### Records provided
++++++++

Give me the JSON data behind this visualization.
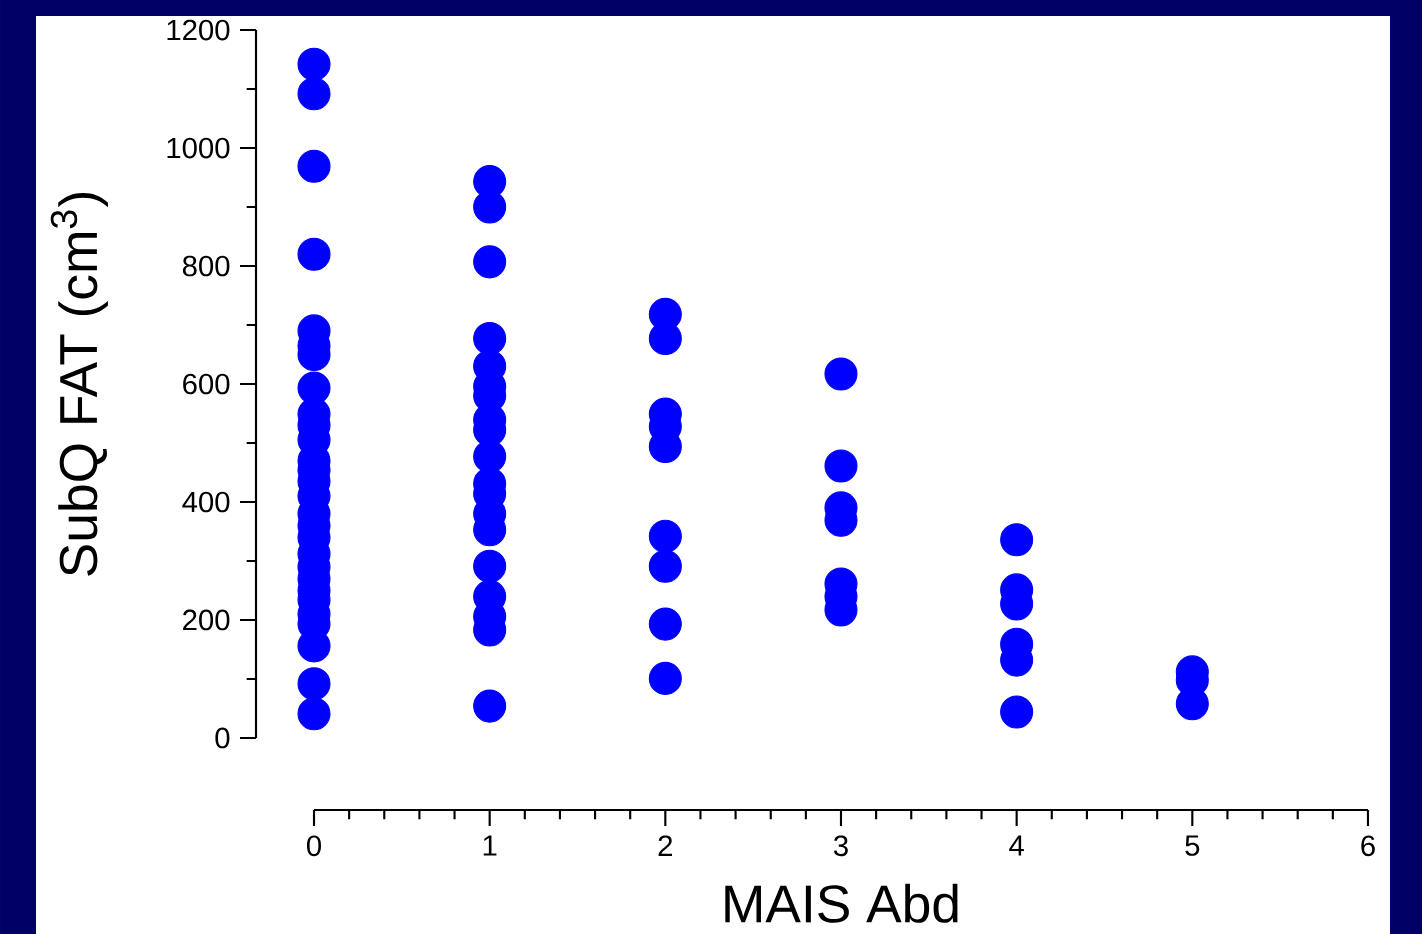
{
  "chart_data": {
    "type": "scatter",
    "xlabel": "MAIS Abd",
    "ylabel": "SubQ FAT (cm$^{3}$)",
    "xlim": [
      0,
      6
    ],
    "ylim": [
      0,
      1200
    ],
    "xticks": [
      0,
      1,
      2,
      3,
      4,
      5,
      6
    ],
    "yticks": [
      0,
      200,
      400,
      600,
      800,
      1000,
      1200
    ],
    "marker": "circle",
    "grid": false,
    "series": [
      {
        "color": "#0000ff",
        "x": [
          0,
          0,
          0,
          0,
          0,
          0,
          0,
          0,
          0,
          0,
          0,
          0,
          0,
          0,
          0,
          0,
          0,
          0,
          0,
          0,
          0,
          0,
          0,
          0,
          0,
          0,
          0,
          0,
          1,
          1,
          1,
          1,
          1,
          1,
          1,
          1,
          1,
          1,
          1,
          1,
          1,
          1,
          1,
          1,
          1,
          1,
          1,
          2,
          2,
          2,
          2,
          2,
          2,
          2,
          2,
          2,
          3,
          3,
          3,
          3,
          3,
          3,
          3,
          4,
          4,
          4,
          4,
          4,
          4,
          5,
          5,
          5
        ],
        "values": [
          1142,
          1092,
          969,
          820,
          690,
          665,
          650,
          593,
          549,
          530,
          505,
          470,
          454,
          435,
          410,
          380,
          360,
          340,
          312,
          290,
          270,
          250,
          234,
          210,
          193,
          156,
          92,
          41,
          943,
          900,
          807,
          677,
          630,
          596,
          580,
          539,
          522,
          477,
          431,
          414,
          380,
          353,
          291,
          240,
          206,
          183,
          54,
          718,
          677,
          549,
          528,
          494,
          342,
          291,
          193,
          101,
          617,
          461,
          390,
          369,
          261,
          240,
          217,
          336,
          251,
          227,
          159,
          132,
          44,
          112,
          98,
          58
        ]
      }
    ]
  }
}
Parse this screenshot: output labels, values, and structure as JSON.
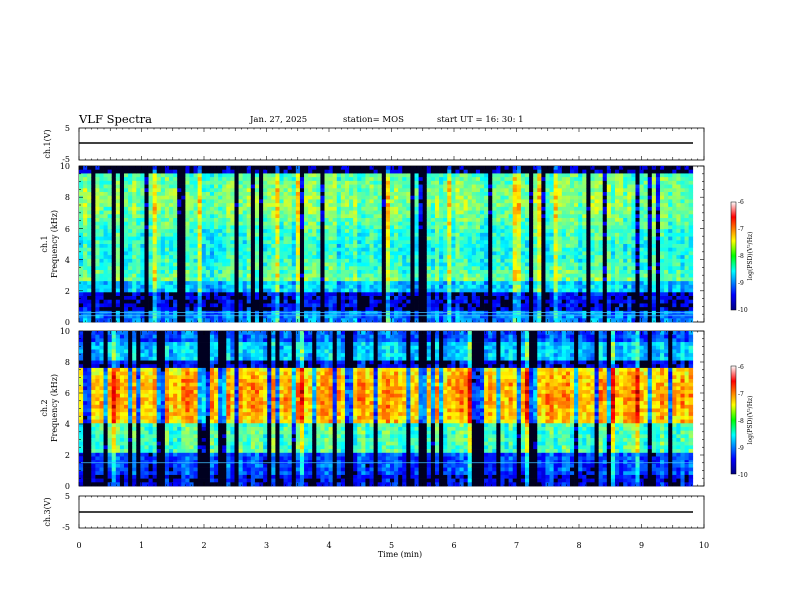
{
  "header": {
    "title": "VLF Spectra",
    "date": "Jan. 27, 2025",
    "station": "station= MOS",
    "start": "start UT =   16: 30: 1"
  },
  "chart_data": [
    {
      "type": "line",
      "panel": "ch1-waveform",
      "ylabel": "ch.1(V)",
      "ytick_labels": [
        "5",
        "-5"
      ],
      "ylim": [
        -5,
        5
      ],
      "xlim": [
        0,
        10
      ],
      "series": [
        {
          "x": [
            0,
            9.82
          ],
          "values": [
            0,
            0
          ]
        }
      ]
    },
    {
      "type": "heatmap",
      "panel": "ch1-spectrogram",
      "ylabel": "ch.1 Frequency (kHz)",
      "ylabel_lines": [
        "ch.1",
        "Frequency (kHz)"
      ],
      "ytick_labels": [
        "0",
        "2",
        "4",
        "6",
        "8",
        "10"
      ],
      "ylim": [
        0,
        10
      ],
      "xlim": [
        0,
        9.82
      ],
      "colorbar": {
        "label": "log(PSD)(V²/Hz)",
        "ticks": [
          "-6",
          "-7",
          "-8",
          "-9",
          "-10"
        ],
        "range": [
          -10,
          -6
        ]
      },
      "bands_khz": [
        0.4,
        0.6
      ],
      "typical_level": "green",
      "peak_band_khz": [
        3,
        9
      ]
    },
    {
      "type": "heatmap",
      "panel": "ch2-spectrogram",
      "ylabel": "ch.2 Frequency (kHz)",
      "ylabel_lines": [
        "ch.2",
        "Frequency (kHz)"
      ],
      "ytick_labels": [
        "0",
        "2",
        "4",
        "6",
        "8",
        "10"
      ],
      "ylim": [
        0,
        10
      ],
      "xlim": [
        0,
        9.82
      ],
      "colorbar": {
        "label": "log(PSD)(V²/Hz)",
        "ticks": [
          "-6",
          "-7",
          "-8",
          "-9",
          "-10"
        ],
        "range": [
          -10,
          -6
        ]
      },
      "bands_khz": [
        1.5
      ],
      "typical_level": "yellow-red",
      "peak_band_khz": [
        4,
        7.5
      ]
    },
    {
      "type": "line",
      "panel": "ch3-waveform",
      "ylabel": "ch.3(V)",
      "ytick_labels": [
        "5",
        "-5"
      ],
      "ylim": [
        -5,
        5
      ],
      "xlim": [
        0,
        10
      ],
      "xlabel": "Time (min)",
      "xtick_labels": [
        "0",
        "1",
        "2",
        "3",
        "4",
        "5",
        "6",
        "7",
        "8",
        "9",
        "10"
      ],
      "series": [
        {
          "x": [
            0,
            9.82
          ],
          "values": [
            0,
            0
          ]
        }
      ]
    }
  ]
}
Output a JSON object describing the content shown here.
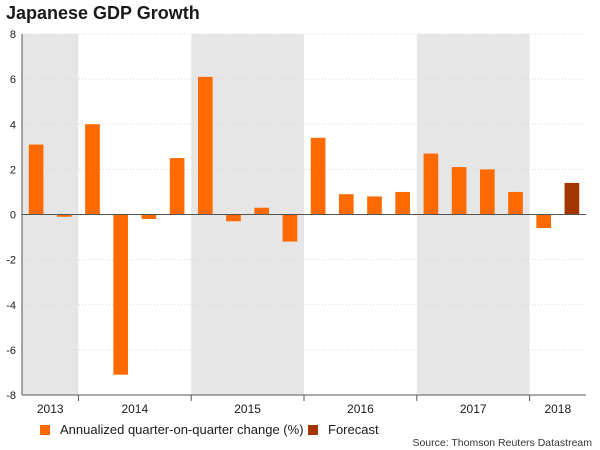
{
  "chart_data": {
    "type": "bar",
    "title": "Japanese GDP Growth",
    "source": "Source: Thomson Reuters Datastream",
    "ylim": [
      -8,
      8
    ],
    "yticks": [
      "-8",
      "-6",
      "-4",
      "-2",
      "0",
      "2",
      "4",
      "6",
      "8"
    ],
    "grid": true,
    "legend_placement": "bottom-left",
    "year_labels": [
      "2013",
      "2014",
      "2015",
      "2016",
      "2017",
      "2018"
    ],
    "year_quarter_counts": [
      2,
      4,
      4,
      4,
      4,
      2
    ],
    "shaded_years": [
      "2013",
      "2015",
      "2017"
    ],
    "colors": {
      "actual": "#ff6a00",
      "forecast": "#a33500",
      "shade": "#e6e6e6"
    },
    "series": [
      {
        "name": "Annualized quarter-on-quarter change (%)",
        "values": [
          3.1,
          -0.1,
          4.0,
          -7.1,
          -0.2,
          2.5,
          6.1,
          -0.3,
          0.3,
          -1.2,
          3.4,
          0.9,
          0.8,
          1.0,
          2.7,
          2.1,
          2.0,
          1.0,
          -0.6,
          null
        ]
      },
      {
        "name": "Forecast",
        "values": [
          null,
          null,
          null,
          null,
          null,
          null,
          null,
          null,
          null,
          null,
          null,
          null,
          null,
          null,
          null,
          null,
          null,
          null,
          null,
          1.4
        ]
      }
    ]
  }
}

++++++++

Set down the records in full and exactly. Do not carry over any image.

### Full response
Give me the JSON data behind this visualization.
{
  "chart_data": {
    "type": "scatter",
    "xlabel": "MAIS Abd",
    "ylabel": "SubQ FAT (cm$^{3}$)",
    "xlim": [
      0,
      6
    ],
    "ylim": [
      0,
      1200
    ],
    "xticks": [
      0,
      1,
      2,
      3,
      4,
      5,
      6
    ],
    "yticks": [
      0,
      200,
      400,
      600,
      800,
      1000,
      1200
    ],
    "marker": "circle",
    "grid": false,
    "series": [
      {
        "color": "#0000ff",
        "x": [
          0,
          0,
          0,
          0,
          0,
          0,
          0,
          0,
          0,
          0,
          0,
          0,
          0,
          0,
          0,
          0,
          0,
          0,
          0,
          0,
          0,
          0,
          0,
          0,
          0,
          0,
          0,
          0,
          1,
          1,
          1,
          1,
          1,
          1,
          1,
          1,
          1,
          1,
          1,
          1,
          1,
          1,
          1,
          1,
          1,
          1,
          1,
          2,
          2,
          2,
          2,
          2,
          2,
          2,
          2,
          2,
          3,
          3,
          3,
          3,
          3,
          3,
          3,
          4,
          4,
          4,
          4,
          4,
          4,
          5,
          5,
          5
        ],
        "values": [
          1142,
          1092,
          969,
          820,
          690,
          665,
          650,
          593,
          549,
          530,
          505,
          470,
          454,
          435,
          410,
          380,
          360,
          340,
          312,
          290,
          270,
          250,
          234,
          210,
          193,
          156,
          92,
          41,
          943,
          900,
          807,
          677,
          630,
          596,
          580,
          539,
          522,
          477,
          431,
          414,
          380,
          353,
          291,
          240,
          206,
          183,
          54,
          718,
          677,
          549,
          528,
          494,
          342,
          291,
          193,
          101,
          617,
          461,
          390,
          369,
          261,
          240,
          217,
          336,
          251,
          227,
          159,
          132,
          44,
          112,
          98,
          58
        ]
      }
    ]
  }
}
Parse this screenshot: output labels, values, and structure as JSON.
{
  "header": {
    "title": "VLF Spectra",
    "date": "Jan. 27, 2025",
    "station": "station= MOS",
    "start": "start UT =   16: 30: 1"
  },
  "chart_data": [
    {
      "type": "line",
      "panel": "ch1-waveform",
      "ylabel": "ch.1(V)",
      "ytick_labels": [
        "5",
        "-5"
      ],
      "ylim": [
        -5,
        5
      ],
      "xlim": [
        0,
        10
      ],
      "series": [
        {
          "x": [
            0,
            9.82
          ],
          "values": [
            0,
            0
          ]
        }
      ]
    },
    {
      "type": "heatmap",
      "panel": "ch1-spectrogram",
      "ylabel": "ch.1 Frequency (kHz)",
      "ylabel_lines": [
        "ch.1",
        "Frequency (kHz)"
      ],
      "ytick_labels": [
        "0",
        "2",
        "4",
        "6",
        "8",
        "10"
      ],
      "ylim": [
        0,
        10
      ],
      "xlim": [
        0,
        9.82
      ],
      "colorbar": {
        "label": "log(PSD)(V²/Hz)",
        "ticks": [
          "-6",
          "-7",
          "-8",
          "-9",
          "-10"
        ],
        "range": [
          -10,
          -6
        ]
      },
      "bands_khz": [
        0.4,
        0.6
      ],
      "typical_level": "green",
      "peak_band_khz": [
        3,
        9
      ]
    },
    {
      "type": "heatmap",
      "panel": "ch2-spectrogram",
      "ylabel": "ch.2 Frequency (kHz)",
      "ylabel_lines": [
        "ch.2",
        "Frequency (kHz)"
      ],
      "ytick_labels": [
        "0",
        "2",
        "4",
        "6",
        "8",
        "10"
      ],
      "ylim": [
        0,
        10
      ],
      "xlim": [
        0,
        9.82
      ],
      "colorbar": {
        "label": "log(PSD)(V²/Hz)",
        "ticks": [
          "-6",
          "-7",
          "-8",
          "-9",
          "-10"
        ],
        "range": [
          -10,
          -6
        ]
      },
      "bands_khz": [
        1.5
      ],
      "typical_level": "yellow-red",
      "peak_band_khz": [
        4,
        7.5
      ]
    },
    {
      "type": "line",
      "panel": "ch3-waveform",
      "ylabel": "ch.3(V)",
      "ytick_labels": [
        "5",
        "-5"
      ],
      "ylim": [
        -5,
        5
      ],
      "xlim": [
        0,
        10
      ],
      "xlabel": "Time (min)",
      "xtick_labels": [
        "0",
        "1",
        "2",
        "3",
        "4",
        "5",
        "6",
        "7",
        "8",
        "9",
        "10"
      ],
      "series": [
        {
          "x": [
            0,
            9.82
          ],
          "values": [
            0,
            0
          ]
        }
      ]
    }
  ]
}
Output a JSON object describing the content shown here.
{
  "chart_data": {
    "type": "bar",
    "title": "Japanese GDP Growth",
    "source": "Source: Thomson Reuters Datastream",
    "ylim": [
      -8,
      8
    ],
    "yticks": [
      "-8",
      "-6",
      "-4",
      "-2",
      "0",
      "2",
      "4",
      "6",
      "8"
    ],
    "grid": true,
    "legend_placement": "bottom-left",
    "year_labels": [
      "2013",
      "2014",
      "2015",
      "2016",
      "2017",
      "2018"
    ],
    "year_quarter_counts": [
      2,
      4,
      4,
      4,
      4,
      2
    ],
    "shaded_years": [
      "2013",
      "2015",
      "2017"
    ],
    "colors": {
      "actual": "#ff6a00",
      "forecast": "#a33500",
      "shade": "#e6e6e6"
    },
    "series": [
      {
        "name": "Annualized quarter-on-quarter change (%)",
        "values": [
          3.1,
          -0.1,
          4.0,
          -7.1,
          -0.2,
          2.5,
          6.1,
          -0.3,
          0.3,
          -1.2,
          3.4,
          0.9,
          0.8,
          1.0,
          2.7,
          2.1,
          2.0,
          1.0,
          -0.6,
          null
        ]
      },
      {
        "name": "Forecast",
        "values": [
          null,
          null,
          null,
          null,
          null,
          null,
          null,
          null,
          null,
          null,
          null,
          null,
          null,
          null,
          null,
          null,
          null,
          null,
          null,
          1.4
        ]
      }
    ]
  }
}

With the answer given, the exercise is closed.